**Set problem:** Locate the string "this" in the listing below. Copy every line where it is found.

[Stored items]
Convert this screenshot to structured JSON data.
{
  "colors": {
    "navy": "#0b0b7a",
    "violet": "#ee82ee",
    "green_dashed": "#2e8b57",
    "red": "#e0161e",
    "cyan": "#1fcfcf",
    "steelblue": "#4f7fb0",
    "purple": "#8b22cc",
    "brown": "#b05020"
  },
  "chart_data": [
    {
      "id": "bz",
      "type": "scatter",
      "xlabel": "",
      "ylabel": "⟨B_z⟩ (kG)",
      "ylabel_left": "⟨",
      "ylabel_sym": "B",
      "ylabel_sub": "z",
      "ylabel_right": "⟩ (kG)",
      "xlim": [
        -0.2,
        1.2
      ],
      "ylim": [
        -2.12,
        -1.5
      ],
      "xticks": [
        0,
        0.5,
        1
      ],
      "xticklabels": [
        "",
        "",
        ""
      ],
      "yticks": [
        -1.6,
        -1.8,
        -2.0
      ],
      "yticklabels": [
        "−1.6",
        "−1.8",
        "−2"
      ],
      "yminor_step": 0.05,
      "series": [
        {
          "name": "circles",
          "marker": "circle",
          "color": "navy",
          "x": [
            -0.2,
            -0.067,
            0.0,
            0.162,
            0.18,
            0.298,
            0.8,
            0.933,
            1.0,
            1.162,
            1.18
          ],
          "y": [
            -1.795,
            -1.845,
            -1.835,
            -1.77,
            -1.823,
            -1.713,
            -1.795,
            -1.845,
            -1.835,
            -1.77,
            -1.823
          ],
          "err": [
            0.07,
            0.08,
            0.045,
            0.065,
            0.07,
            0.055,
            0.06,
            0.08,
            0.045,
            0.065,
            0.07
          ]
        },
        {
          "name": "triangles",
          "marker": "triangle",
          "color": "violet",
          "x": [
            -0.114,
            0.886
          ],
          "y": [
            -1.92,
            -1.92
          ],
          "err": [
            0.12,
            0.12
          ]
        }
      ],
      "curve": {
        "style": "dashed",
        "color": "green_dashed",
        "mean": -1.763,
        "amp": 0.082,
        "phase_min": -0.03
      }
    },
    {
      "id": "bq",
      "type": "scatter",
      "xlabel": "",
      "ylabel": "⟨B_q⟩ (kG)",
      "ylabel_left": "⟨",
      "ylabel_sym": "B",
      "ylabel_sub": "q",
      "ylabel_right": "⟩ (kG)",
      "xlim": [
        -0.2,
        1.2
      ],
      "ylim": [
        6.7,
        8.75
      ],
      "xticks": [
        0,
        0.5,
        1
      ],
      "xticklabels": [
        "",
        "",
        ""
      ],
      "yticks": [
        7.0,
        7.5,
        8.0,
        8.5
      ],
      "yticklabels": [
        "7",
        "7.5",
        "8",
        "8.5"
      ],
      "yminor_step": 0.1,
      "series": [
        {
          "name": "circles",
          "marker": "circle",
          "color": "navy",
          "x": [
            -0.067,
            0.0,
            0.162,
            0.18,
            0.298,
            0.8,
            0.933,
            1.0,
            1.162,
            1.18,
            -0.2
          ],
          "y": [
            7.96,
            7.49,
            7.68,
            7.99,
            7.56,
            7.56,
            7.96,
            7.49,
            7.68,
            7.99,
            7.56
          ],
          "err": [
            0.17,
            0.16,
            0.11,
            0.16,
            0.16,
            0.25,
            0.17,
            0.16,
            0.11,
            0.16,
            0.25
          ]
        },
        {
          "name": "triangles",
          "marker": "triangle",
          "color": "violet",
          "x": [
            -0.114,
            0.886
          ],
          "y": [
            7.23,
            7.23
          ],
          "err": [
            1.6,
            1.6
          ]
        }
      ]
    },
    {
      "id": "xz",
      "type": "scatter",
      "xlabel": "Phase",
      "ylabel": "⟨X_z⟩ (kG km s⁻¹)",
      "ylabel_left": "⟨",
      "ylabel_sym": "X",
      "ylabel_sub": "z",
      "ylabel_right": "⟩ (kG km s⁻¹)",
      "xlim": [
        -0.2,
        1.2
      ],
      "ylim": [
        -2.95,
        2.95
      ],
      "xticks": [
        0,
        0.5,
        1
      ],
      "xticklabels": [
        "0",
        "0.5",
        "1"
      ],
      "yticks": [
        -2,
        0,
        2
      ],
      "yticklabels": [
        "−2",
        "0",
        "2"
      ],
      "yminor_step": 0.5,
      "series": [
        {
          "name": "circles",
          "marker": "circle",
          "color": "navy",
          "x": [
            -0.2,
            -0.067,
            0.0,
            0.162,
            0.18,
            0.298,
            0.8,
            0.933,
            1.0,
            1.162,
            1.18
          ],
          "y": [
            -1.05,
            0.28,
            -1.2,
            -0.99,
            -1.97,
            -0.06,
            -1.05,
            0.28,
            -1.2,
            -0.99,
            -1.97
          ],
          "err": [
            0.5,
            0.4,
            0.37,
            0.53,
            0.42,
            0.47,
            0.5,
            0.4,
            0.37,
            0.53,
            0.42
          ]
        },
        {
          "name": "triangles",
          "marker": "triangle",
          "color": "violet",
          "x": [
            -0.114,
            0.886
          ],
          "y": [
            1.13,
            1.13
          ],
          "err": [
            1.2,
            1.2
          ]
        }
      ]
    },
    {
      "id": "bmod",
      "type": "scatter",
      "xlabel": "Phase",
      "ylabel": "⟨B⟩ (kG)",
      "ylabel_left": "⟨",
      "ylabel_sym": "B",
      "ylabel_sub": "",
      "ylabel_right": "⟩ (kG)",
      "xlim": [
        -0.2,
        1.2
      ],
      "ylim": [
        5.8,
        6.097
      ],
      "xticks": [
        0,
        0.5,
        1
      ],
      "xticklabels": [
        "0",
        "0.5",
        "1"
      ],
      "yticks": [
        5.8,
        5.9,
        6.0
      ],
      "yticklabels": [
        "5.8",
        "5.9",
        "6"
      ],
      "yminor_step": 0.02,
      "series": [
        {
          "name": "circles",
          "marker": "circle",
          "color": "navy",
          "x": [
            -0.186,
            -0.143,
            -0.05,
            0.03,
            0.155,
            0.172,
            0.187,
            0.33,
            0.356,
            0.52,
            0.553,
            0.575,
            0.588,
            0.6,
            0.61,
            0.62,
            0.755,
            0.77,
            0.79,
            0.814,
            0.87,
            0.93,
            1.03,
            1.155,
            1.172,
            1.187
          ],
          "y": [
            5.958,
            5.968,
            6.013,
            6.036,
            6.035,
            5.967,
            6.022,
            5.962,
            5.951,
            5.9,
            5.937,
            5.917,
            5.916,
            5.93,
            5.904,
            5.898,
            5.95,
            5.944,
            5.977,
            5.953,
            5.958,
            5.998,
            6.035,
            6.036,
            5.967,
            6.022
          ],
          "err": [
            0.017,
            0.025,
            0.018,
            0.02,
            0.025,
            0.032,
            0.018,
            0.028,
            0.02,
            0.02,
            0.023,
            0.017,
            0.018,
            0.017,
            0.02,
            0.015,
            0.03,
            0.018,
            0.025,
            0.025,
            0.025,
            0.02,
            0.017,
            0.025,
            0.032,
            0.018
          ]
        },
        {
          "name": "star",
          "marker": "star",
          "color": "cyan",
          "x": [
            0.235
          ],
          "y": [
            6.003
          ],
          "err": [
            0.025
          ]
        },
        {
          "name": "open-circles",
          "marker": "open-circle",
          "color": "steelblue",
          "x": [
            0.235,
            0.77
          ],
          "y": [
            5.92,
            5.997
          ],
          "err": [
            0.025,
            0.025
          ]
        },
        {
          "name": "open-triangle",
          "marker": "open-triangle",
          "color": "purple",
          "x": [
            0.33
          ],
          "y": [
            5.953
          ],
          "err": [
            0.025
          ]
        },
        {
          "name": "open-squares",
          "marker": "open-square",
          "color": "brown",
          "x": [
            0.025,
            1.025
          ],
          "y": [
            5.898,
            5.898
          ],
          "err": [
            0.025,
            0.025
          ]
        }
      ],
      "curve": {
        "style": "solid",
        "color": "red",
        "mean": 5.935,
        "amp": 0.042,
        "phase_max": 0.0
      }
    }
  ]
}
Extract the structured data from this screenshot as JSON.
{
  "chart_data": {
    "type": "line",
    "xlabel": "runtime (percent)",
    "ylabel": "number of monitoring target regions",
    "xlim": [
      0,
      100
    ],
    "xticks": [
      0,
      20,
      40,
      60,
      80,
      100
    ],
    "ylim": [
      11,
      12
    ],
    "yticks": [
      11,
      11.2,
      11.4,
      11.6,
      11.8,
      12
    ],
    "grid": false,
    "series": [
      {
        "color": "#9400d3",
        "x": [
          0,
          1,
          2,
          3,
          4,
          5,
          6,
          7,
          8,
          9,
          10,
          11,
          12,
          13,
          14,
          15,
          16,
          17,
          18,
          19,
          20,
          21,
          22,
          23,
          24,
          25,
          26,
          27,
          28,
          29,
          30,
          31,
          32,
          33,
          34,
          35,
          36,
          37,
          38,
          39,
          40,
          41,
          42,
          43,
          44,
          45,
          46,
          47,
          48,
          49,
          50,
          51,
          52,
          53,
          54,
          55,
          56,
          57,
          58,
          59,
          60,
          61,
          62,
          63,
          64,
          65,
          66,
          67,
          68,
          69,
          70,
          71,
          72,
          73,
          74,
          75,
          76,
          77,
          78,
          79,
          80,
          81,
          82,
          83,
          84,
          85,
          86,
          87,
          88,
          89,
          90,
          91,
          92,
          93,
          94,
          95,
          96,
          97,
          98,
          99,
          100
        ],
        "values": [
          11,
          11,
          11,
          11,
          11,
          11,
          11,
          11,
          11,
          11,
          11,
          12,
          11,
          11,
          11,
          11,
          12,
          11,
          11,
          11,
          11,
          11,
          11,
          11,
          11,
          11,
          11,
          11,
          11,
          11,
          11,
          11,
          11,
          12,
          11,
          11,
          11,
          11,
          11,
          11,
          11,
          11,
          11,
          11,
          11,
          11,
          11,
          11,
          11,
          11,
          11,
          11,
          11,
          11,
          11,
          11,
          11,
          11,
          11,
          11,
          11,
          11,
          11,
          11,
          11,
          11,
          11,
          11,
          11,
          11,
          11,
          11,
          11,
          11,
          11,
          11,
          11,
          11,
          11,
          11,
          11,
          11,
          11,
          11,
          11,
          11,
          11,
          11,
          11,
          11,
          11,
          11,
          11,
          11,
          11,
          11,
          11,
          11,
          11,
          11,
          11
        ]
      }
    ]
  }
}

**Result:**
Convert this screenshot to structured JSON data.
Extract the structured data from this screenshot as JSON.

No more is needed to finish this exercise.